* [Records that describe figures]:
============

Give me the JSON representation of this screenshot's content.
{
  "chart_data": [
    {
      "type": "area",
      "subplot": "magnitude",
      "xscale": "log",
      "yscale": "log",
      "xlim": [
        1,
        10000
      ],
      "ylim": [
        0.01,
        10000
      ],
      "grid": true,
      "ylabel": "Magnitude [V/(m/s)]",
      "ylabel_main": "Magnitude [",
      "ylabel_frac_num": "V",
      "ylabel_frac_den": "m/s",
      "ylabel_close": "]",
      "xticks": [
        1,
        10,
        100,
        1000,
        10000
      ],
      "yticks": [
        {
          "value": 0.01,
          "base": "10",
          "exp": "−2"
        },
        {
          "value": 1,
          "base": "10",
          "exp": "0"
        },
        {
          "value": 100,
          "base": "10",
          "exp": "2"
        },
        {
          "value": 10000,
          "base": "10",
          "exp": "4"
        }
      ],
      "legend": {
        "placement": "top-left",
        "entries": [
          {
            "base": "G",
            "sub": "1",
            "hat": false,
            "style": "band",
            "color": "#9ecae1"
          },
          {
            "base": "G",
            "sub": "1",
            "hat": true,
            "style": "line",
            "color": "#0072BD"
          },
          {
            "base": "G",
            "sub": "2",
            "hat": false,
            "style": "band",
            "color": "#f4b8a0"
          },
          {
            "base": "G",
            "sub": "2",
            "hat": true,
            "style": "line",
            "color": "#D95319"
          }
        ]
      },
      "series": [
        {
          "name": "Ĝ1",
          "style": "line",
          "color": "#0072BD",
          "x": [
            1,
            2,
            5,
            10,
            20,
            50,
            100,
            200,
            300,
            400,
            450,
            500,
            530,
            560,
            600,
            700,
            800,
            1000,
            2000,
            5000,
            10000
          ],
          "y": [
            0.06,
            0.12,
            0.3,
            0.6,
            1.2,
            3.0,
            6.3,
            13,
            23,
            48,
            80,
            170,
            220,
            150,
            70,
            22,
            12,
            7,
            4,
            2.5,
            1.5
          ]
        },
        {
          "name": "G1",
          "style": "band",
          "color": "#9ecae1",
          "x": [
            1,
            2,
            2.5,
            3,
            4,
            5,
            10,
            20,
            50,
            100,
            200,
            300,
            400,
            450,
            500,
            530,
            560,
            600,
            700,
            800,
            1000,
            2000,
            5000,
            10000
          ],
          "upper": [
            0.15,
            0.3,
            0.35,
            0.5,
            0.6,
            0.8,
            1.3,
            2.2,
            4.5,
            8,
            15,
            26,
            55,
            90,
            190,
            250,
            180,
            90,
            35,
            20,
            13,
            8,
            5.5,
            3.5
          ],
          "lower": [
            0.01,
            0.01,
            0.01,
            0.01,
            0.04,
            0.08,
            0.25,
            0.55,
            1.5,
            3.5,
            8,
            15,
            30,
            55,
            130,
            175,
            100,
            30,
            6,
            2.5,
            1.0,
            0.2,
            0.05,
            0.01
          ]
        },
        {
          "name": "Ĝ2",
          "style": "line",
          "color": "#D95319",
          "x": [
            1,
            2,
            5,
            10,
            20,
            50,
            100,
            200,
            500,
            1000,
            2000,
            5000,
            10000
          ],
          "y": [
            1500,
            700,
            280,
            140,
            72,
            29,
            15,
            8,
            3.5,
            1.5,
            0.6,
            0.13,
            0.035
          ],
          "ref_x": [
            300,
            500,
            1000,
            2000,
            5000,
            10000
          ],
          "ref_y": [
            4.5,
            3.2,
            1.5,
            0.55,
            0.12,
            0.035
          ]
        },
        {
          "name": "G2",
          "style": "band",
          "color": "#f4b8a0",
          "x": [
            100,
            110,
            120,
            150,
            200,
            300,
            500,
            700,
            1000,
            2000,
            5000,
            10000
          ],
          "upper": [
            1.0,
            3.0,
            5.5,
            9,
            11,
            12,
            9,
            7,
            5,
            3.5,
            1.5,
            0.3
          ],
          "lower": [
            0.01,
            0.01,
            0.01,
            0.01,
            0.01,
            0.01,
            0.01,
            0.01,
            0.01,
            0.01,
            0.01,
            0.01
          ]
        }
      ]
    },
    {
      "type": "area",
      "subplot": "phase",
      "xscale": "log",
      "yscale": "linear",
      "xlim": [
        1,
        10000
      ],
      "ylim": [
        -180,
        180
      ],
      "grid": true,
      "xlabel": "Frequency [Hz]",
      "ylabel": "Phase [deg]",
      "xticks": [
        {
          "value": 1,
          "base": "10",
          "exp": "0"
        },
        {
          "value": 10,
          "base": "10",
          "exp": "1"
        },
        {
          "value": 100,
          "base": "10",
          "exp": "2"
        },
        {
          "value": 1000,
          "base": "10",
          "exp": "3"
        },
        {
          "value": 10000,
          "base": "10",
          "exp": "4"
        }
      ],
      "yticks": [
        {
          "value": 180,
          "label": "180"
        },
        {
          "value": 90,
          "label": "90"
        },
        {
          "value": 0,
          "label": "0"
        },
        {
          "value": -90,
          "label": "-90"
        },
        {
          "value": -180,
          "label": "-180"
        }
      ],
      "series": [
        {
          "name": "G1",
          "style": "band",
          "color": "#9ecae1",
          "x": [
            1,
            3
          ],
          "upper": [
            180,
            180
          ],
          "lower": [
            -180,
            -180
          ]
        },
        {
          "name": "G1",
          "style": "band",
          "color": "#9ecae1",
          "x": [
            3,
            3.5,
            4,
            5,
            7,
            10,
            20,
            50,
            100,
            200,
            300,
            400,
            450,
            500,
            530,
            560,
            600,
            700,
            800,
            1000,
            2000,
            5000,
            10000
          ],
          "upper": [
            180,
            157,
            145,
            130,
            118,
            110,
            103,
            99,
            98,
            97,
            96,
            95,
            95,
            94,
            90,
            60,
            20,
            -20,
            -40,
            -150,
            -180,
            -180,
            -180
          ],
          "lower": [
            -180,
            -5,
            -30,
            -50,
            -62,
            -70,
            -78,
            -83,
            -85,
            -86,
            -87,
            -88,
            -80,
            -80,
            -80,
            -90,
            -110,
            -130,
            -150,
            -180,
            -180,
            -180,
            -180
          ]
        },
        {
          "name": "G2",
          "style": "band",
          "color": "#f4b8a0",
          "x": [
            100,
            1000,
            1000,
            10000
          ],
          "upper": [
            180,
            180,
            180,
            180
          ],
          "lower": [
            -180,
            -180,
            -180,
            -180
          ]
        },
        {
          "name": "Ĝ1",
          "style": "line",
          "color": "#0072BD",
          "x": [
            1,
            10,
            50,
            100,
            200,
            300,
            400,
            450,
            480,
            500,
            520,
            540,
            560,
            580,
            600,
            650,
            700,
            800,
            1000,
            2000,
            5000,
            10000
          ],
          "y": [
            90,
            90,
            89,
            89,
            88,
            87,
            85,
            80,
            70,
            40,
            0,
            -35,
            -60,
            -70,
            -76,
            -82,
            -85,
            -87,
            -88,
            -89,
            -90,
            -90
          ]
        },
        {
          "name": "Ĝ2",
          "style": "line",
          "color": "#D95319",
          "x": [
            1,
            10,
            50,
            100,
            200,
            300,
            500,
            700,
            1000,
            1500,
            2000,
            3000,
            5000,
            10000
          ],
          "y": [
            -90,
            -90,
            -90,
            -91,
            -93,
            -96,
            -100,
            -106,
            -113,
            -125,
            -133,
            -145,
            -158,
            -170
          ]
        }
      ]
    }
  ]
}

============

* [GIVEN EXERCISE]: Your task is to reproduce all of the records exactly.

* [EXPECTED ANSWER]:
Give me the JSON representation of this screenshot's content.
{
  "chart_data": [
    {
      "type": "area",
      "subplot": "magnitude",
      "xscale": "log",
      "yscale": "log",
      "xlim": [
        1,
        10000
      ],
      "ylim": [
        0.01,
        10000
      ],
      "grid": true,
      "ylabel": "Magnitude [V/(m/s)]",
      "ylabel_main": "Magnitude [",
      "ylabel_frac_num": "V",
      "ylabel_frac_den": "m/s",
      "ylabel_close": "]",
      "xticks": [
        1,
        10,
        100,
        1000,
        10000
      ],
      "yticks": [
        {
          "value": 0.01,
          "base": "10",
          "exp": "−2"
        },
        {
          "value": 1,
          "base": "10",
          "exp": "0"
        },
        {
          "value": 100,
          "base": "10",
          "exp": "2"
        },
        {
          "value": 10000,
          "base": "10",
          "exp": "4"
        }
      ],
      "legend": {
        "placement": "top-left",
        "entries": [
          {
            "base": "G",
            "sub": "1",
            "hat": false,
            "style": "band",
            "color": "#9ecae1"
          },
          {
            "base": "G",
            "sub": "1",
            "hat": true,
            "style": "line",
            "color": "#0072BD"
          },
          {
            "base": "G",
            "sub": "2",
            "hat": false,
            "style": "band",
            "color": "#f4b8a0"
          },
          {
            "base": "G",
            "sub": "2",
            "hat": true,
            "style": "line",
            "color": "#D95319"
          }
        ]
      },
      "series": [
        {
          "name": "Ĝ1",
          "style": "line",
          "color": "#0072BD",
          "x": [
            1,
            2,
            5,
            10,
            20,
            50,
            100,
            200,
            300,
            400,
            450,
            500,
            530,
            560,
            600,
            700,
            800,
            1000,
            2000,
            5000,
            10000
          ],
          "y": [
            0.06,
            0.12,
            0.3,
            0.6,
            1.2,
            3.0,
            6.3,
            13,
            23,
            48,
            80,
            170,
            220,
            150,
            70,
            22,
            12,
            7,
            4,
            2.5,
            1.5
          ]
        },
        {
          "name": "G1",
          "style": "band",
          "color": "#9ecae1",
          "x": [
            1,
            2,
            2.5,
            3,
            4,
            5,
            10,
            20,
            50,
            100,
            200,
            300,
            400,
            450,
            500,
            530,
            560,
            600,
            700,
            800,
            1000,
            2000,
            5000,
            10000
          ],
          "upper": [
            0.15,
            0.3,
            0.35,
            0.5,
            0.6,
            0.8,
            1.3,
            2.2,
            4.5,
            8,
            15,
            26,
            55,
            90,
            190,
            250,
            180,
            90,
            35,
            20,
            13,
            8,
            5.5,
            3.5
          ],
          "lower": [
            0.01,
            0.01,
            0.01,
            0.01,
            0.04,
            0.08,
            0.25,
            0.55,
            1.5,
            3.5,
            8,
            15,
            30,
            55,
            130,
            175,
            100,
            30,
            6,
            2.5,
            1.0,
            0.2,
            0.05,
            0.01
          ]
        },
        {
          "name": "Ĝ2",
          "style": "line",
          "color": "#D95319",
          "x": [
            1,
            2,
            5,
            10,
            20,
            50,
            100,
            200,
            500,
            1000,
            2000,
            5000,
            10000
          ],
          "y": [
            1500,
            700,
            280,
            140,
            72,
            29,
            15,
            8,
            3.5,
            1.5,
            0.6,
            0.13,
            0.035
          ],
          "ref_x": [
            300,
            500,
            1000,
            2000,
            5000,
            10000
          ],
          "ref_y": [
            4.5,
            3.2,
            1.5,
            0.55,
            0.12,
            0.035
          ]
        },
        {
          "name": "G2",
          "style": "band",
          "color": "#f4b8a0",
          "x": [
            100,
            110,
            120,
            150,
            200,
            300,
            500,
            700,
            1000,
            2000,
            5000,
            10000
          ],
          "upper": [
            1.0,
            3.0,
            5.5,
            9,
            11,
            12,
            9,
            7,
            5,
            3.5,
            1.5,
            0.3
          ],
          "lower": [
            0.01,
            0.01,
            0.01,
            0.01,
            0.01,
            0.01,
            0.01,
            0.01,
            0.01,
            0.01,
            0.01,
            0.01
          ]
        }
      ]
    },
    {
      "type": "area",
      "subplot": "phase",
      "xscale": "log",
      "yscale": "linear",
      "xlim": [
        1,
        10000
      ],
      "ylim": [
        -180,
        180
      ],
      "grid": true,
      "xlabel": "Frequency [Hz]",
      "ylabel": "Phase [deg]",
      "xticks": [
        {
          "value": 1,
          "base": "10",
          "exp": "0"
        },
        {
          "value": 10,
          "base": "10",
          "exp": "1"
        },
        {
          "value": 100,
          "base": "10",
          "exp": "2"
        },
        {
          "value": 1000,
          "base": "10",
          "exp": "3"
        },
        {
          "value": 10000,
          "base": "10",
          "exp": "4"
        }
      ],
      "yticks": [
        {
          "value": 180,
          "label": "180"
        },
        {
          "value": 90,
          "label": "90"
        },
        {
          "value": 0,
          "label": "0"
        },
        {
          "value": -90,
          "label": "-90"
        },
        {
          "value": -180,
          "label": "-180"
        }
      ],
      "series": [
        {
          "name": "G1",
          "style": "band",
          "color": "#9ecae1",
          "x": [
            1,
            3
          ],
          "upper": [
            180,
            180
          ],
          "lower": [
            -180,
            -180
          ]
        },
        {
          "name": "G1",
          "style": "band",
          "color": "#9ecae1",
          "x": [
            3,
            3.5,
            4,
            5,
            7,
            10,
            20,
            50,
            100,
            200,
            300,
            400,
            450,
            500,
            530,
            560,
            600,
            700,
            800,
            1000,
            2000,
            5000,
            10000
          ],
          "upper": [
            180,
            157,
            145,
            130,
            118,
            110,
            103,
            99,
            98,
            97,
            96,
            95,
            95,
            94,
            90,
            60,
            20,
            -20,
            -40,
            -150,
            -180,
            -180,
            -180
          ],
          "lower": [
            -180,
            -5,
            -30,
            -50,
            -62,
            -70,
            -78,
            -83,
            -85,
            -86,
            -87,
            -88,
            -80,
            -80,
            -80,
            -90,
            -110,
            -130,
            -150,
            -180,
            -180,
            -180,
            -180
          ]
        },
        {
          "name": "G2",
          "style": "band",
          "color": "#f4b8a0",
          "x": [
            100,
            1000,
            1000,
            10000
          ],
          "upper": [
            180,
            180,
            180,
            180
          ],
          "lower": [
            -180,
            -180,
            -180,
            -180
          ]
        },
        {
          "name": "Ĝ1",
          "style": "line",
          "color": "#0072BD",
          "x": [
            1,
            10,
            50,
            100,
            200,
            300,
            400,
            450,
            480,
            500,
            520,
            540,
            560,
            580,
            600,
            650,
            700,
            800,
            1000,
            2000,
            5000,
            10000
          ],
          "y": [
            90,
            90,
            89,
            89,
            88,
            87,
            85,
            80,
            70,
            40,
            0,
            -35,
            -60,
            -70,
            -76,
            -82,
            -85,
            -87,
            -88,
            -89,
            -90,
            -90
          ]
        },
        {
          "name": "Ĝ2",
          "style": "line",
          "color": "#D95319",
          "x": [
            1,
            10,
            50,
            100,
            200,
            300,
            500,
            700,
            1000,
            1500,
            2000,
            3000,
            5000,
            10000
          ],
          "y": [
            -90,
            -90,
            -90,
            -91,
            -93,
            -96,
            -100,
            -106,
            -113,
            -125,
            -133,
            -145,
            -158,
            -170
          ]
        }
      ]
    }
  ]
}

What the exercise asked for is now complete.